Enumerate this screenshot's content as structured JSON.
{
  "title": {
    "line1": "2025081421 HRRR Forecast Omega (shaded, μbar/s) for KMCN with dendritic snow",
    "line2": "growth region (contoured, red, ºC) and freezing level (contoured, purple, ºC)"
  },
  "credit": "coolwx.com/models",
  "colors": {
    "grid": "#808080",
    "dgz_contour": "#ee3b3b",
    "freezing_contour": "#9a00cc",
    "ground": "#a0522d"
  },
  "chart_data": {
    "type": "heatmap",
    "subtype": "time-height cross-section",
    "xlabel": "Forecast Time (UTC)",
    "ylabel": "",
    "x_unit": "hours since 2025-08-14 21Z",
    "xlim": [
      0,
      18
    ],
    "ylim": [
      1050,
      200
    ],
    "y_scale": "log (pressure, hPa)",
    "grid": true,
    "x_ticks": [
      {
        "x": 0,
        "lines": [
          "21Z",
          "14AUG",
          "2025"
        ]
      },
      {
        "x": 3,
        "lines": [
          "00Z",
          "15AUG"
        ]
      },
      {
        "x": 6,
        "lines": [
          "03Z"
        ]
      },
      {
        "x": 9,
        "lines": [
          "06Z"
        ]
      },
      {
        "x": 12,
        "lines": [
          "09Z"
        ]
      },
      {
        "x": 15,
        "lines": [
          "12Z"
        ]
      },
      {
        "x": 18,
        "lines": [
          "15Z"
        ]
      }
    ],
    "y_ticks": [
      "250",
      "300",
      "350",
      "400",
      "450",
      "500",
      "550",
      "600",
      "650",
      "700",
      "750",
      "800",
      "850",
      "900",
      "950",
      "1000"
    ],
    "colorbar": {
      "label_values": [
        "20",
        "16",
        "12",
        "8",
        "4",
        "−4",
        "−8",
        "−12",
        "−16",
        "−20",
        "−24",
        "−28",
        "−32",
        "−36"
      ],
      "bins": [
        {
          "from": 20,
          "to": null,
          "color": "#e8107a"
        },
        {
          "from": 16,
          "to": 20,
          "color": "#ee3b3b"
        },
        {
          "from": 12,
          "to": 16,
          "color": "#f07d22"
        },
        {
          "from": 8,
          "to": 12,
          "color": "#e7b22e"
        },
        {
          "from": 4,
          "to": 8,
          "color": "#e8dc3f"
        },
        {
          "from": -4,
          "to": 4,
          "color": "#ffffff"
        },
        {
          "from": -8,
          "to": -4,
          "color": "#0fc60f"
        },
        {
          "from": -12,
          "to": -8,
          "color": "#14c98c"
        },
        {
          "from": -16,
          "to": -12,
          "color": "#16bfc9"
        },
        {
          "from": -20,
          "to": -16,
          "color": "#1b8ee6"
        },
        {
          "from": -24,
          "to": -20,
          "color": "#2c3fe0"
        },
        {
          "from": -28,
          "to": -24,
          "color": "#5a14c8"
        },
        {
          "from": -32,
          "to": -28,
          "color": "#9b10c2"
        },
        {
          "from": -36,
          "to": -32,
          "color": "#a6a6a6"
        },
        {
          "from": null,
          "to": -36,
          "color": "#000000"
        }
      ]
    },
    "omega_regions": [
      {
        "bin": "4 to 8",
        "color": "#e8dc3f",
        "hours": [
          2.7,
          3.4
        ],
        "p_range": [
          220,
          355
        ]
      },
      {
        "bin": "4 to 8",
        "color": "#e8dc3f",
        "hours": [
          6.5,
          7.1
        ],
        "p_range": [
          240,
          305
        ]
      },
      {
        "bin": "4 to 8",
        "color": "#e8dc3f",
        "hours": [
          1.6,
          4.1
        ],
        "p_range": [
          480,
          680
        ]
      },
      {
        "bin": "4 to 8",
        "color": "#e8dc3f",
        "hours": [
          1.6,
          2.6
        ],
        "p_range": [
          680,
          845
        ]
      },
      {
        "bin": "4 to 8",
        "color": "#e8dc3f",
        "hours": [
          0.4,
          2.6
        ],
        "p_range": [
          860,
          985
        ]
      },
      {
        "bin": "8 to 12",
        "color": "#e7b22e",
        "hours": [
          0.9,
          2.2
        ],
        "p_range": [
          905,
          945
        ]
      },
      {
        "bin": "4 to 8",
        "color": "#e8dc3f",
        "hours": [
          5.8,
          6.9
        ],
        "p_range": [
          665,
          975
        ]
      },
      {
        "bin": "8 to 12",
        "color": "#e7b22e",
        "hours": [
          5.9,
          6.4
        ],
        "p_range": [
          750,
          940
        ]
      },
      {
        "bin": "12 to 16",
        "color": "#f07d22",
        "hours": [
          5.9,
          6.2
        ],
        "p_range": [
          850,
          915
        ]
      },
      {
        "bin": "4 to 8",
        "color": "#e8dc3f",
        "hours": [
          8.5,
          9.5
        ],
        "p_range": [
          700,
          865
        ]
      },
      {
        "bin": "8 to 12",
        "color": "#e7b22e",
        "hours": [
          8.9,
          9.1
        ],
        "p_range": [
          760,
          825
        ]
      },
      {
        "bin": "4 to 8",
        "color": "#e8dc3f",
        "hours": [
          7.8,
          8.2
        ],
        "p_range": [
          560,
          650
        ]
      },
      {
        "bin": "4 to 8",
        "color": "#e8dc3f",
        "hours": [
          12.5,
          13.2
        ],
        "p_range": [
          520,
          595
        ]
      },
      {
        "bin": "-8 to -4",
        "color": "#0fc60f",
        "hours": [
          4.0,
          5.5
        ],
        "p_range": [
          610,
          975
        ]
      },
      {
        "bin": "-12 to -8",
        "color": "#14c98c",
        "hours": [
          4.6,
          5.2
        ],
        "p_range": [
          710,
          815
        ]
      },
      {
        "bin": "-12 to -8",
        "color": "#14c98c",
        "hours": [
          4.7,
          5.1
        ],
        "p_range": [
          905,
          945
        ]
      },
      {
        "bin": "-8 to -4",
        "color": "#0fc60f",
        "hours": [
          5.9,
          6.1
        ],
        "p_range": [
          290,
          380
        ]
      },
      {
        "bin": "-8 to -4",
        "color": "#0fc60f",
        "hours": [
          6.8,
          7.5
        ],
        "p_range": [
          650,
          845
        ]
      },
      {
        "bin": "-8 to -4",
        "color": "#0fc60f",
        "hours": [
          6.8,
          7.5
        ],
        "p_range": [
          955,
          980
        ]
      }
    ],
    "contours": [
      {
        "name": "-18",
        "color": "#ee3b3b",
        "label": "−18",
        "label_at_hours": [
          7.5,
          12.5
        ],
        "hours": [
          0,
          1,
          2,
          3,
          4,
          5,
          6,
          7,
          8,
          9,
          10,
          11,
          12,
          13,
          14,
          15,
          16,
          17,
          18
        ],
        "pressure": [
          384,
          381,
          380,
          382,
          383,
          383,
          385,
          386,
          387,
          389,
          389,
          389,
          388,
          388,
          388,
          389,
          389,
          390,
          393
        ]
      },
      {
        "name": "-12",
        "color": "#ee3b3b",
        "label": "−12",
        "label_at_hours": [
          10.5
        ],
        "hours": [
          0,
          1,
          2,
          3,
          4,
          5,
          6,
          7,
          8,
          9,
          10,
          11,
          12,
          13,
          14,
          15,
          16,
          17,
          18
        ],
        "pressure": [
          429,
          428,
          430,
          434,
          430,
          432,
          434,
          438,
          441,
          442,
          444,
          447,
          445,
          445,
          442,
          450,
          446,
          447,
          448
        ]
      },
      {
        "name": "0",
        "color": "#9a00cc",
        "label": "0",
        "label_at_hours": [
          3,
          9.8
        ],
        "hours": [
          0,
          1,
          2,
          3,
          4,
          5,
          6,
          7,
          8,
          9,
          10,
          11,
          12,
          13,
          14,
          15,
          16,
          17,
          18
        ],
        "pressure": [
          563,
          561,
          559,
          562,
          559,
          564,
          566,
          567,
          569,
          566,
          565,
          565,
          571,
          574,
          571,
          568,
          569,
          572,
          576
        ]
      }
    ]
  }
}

_ _ _ _ _ _ _

• _Instruction_
Please copy out each record, character for character.

• _Answer to the exercise_
Enumerate this screenshot's content as structured JSON.
{
  "title": {
    "line1": "2025081421 HRRR Forecast Omega (shaded, μbar/s) for KMCN with dendritic snow",
    "line2": "growth region (contoured, red, ºC) and freezing level (contoured, purple, ºC)"
  },
  "credit": "coolwx.com/models",
  "colors": {
    "grid": "#808080",
    "dgz_contour": "#ee3b3b",
    "freezing_contour": "#9a00cc",
    "ground": "#a0522d"
  },
  "chart_data": {
    "type": "heatmap",
    "subtype": "time-height cross-section",
    "xlabel": "Forecast Time (UTC)",
    "ylabel": "",
    "x_unit": "hours since 2025-08-14 21Z",
    "xlim": [
      0,
      18
    ],
    "ylim": [
      1050,
      200
    ],
    "y_scale": "log (pressure, hPa)",
    "grid": true,
    "x_ticks": [
      {
        "x": 0,
        "lines": [
          "21Z",
          "14AUG",
          "2025"
        ]
      },
      {
        "x": 3,
        "lines": [
          "00Z",
          "15AUG"
        ]
      },
      {
        "x": 6,
        "lines": [
          "03Z"
        ]
      },
      {
        "x": 9,
        "lines": [
          "06Z"
        ]
      },
      {
        "x": 12,
        "lines": [
          "09Z"
        ]
      },
      {
        "x": 15,
        "lines": [
          "12Z"
        ]
      },
      {
        "x": 18,
        "lines": [
          "15Z"
        ]
      }
    ],
    "y_ticks": [
      "250",
      "300",
      "350",
      "400",
      "450",
      "500",
      "550",
      "600",
      "650",
      "700",
      "750",
      "800",
      "850",
      "900",
      "950",
      "1000"
    ],
    "colorbar": {
      "label_values": [
        "20",
        "16",
        "12",
        "8",
        "4",
        "−4",
        "−8",
        "−12",
        "−16",
        "−20",
        "−24",
        "−28",
        "−32",
        "−36"
      ],
      "bins": [
        {
          "from": 20,
          "to": null,
          "color": "#e8107a"
        },
        {
          "from": 16,
          "to": 20,
          "color": "#ee3b3b"
        },
        {
          "from": 12,
          "to": 16,
          "color": "#f07d22"
        },
        {
          "from": 8,
          "to": 12,
          "color": "#e7b22e"
        },
        {
          "from": 4,
          "to": 8,
          "color": "#e8dc3f"
        },
        {
          "from": -4,
          "to": 4,
          "color": "#ffffff"
        },
        {
          "from": -8,
          "to": -4,
          "color": "#0fc60f"
        },
        {
          "from": -12,
          "to": -8,
          "color": "#14c98c"
        },
        {
          "from": -16,
          "to": -12,
          "color": "#16bfc9"
        },
        {
          "from": -20,
          "to": -16,
          "color": "#1b8ee6"
        },
        {
          "from": -24,
          "to": -20,
          "color": "#2c3fe0"
        },
        {
          "from": -28,
          "to": -24,
          "color": "#5a14c8"
        },
        {
          "from": -32,
          "to": -28,
          "color": "#9b10c2"
        },
        {
          "from": -36,
          "to": -32,
          "color": "#a6a6a6"
        },
        {
          "from": null,
          "to": -36,
          "color": "#000000"
        }
      ]
    },
    "omega_regions": [
      {
        "bin": "4 to 8",
        "color": "#e8dc3f",
        "hours": [
          2.7,
          3.4
        ],
        "p_range": [
          220,
          355
        ]
      },
      {
        "bin": "4 to 8",
        "color": "#e8dc3f",
        "hours": [
          6.5,
          7.1
        ],
        "p_range": [
          240,
          305
        ]
      },
      {
        "bin": "4 to 8",
        "color": "#e8dc3f",
        "hours": [
          1.6,
          4.1
        ],
        "p_range": [
          480,
          680
        ]
      },
      {
        "bin": "4 to 8",
        "color": "#e8dc3f",
        "hours": [
          1.6,
          2.6
        ],
        "p_range": [
          680,
          845
        ]
      },
      {
        "bin": "4 to 8",
        "color": "#e8dc3f",
        "hours": [
          0.4,
          2.6
        ],
        "p_range": [
          860,
          985
        ]
      },
      {
        "bin": "8 to 12",
        "color": "#e7b22e",
        "hours": [
          0.9,
          2.2
        ],
        "p_range": [
          905,
          945
        ]
      },
      {
        "bin": "4 to 8",
        "color": "#e8dc3f",
        "hours": [
          5.8,
          6.9
        ],
        "p_range": [
          665,
          975
        ]
      },
      {
        "bin": "8 to 12",
        "color": "#e7b22e",
        "hours": [
          5.9,
          6.4
        ],
        "p_range": [
          750,
          940
        ]
      },
      {
        "bin": "12 to 16",
        "color": "#f07d22",
        "hours": [
          5.9,
          6.2
        ],
        "p_range": [
          850,
          915
        ]
      },
      {
        "bin": "4 to 8",
        "color": "#e8dc3f",
        "hours": [
          8.5,
          9.5
        ],
        "p_range": [
          700,
          865
        ]
      },
      {
        "bin": "8 to 12",
        "color": "#e7b22e",
        "hours": [
          8.9,
          9.1
        ],
        "p_range": [
          760,
          825
        ]
      },
      {
        "bin": "4 to 8",
        "color": "#e8dc3f",
        "hours": [
          7.8,
          8.2
        ],
        "p_range": [
          560,
          650
        ]
      },
      {
        "bin": "4 to 8",
        "color": "#e8dc3f",
        "hours": [
          12.5,
          13.2
        ],
        "p_range": [
          520,
          595
        ]
      },
      {
        "bin": "-8 to -4",
        "color": "#0fc60f",
        "hours": [
          4.0,
          5.5
        ],
        "p_range": [
          610,
          975
        ]
      },
      {
        "bin": "-12 to -8",
        "color": "#14c98c",
        "hours": [
          4.6,
          5.2
        ],
        "p_range": [
          710,
          815
        ]
      },
      {
        "bin": "-12 to -8",
        "color": "#14c98c",
        "hours": [
          4.7,
          5.1
        ],
        "p_range": [
          905,
          945
        ]
      },
      {
        "bin": "-8 to -4",
        "color": "#0fc60f",
        "hours": [
          5.9,
          6.1
        ],
        "p_range": [
          290,
          380
        ]
      },
      {
        "bin": "-8 to -4",
        "color": "#0fc60f",
        "hours": [
          6.8,
          7.5
        ],
        "p_range": [
          650,
          845
        ]
      },
      {
        "bin": "-8 to -4",
        "color": "#0fc60f",
        "hours": [
          6.8,
          7.5
        ],
        "p_range": [
          955,
          980
        ]
      }
    ],
    "contours": [
      {
        "name": "-18",
        "color": "#ee3b3b",
        "label": "−18",
        "label_at_hours": [
          7.5,
          12.5
        ],
        "hours": [
          0,
          1,
          2,
          3,
          4,
          5,
          6,
          7,
          8,
          9,
          10,
          11,
          12,
          13,
          14,
          15,
          16,
          17,
          18
        ],
        "pressure": [
          384,
          381,
          380,
          382,
          383,
          383,
          385,
          386,
          387,
          389,
          389,
          389,
          388,
          388,
          388,
          389,
          389,
          390,
          393
        ]
      },
      {
        "name": "-12",
        "color": "#ee3b3b",
        "label": "−12",
        "label_at_hours": [
          10.5
        ],
        "hours": [
          0,
          1,
          2,
          3,
          4,
          5,
          6,
          7,
          8,
          9,
          10,
          11,
          12,
          13,
          14,
          15,
          16,
          17,
          18
        ],
        "pressure": [
          429,
          428,
          430,
          434,
          430,
          432,
          434,
          438,
          441,
          442,
          444,
          447,
          445,
          445,
          442,
          450,
          446,
          447,
          448
        ]
      },
      {
        "name": "0",
        "color": "#9a00cc",
        "label": "0",
        "label_at_hours": [
          3,
          9.8
        ],
        "hours": [
          0,
          1,
          2,
          3,
          4,
          5,
          6,
          7,
          8,
          9,
          10,
          11,
          12,
          13,
          14,
          15,
          16,
          17,
          18
        ],
        "pressure": [
          563,
          561,
          559,
          562,
          559,
          564,
          566,
          567,
          569,
          566,
          565,
          565,
          571,
          574,
          571,
          568,
          569,
          572,
          576
        ]
      }
    ]
  }
}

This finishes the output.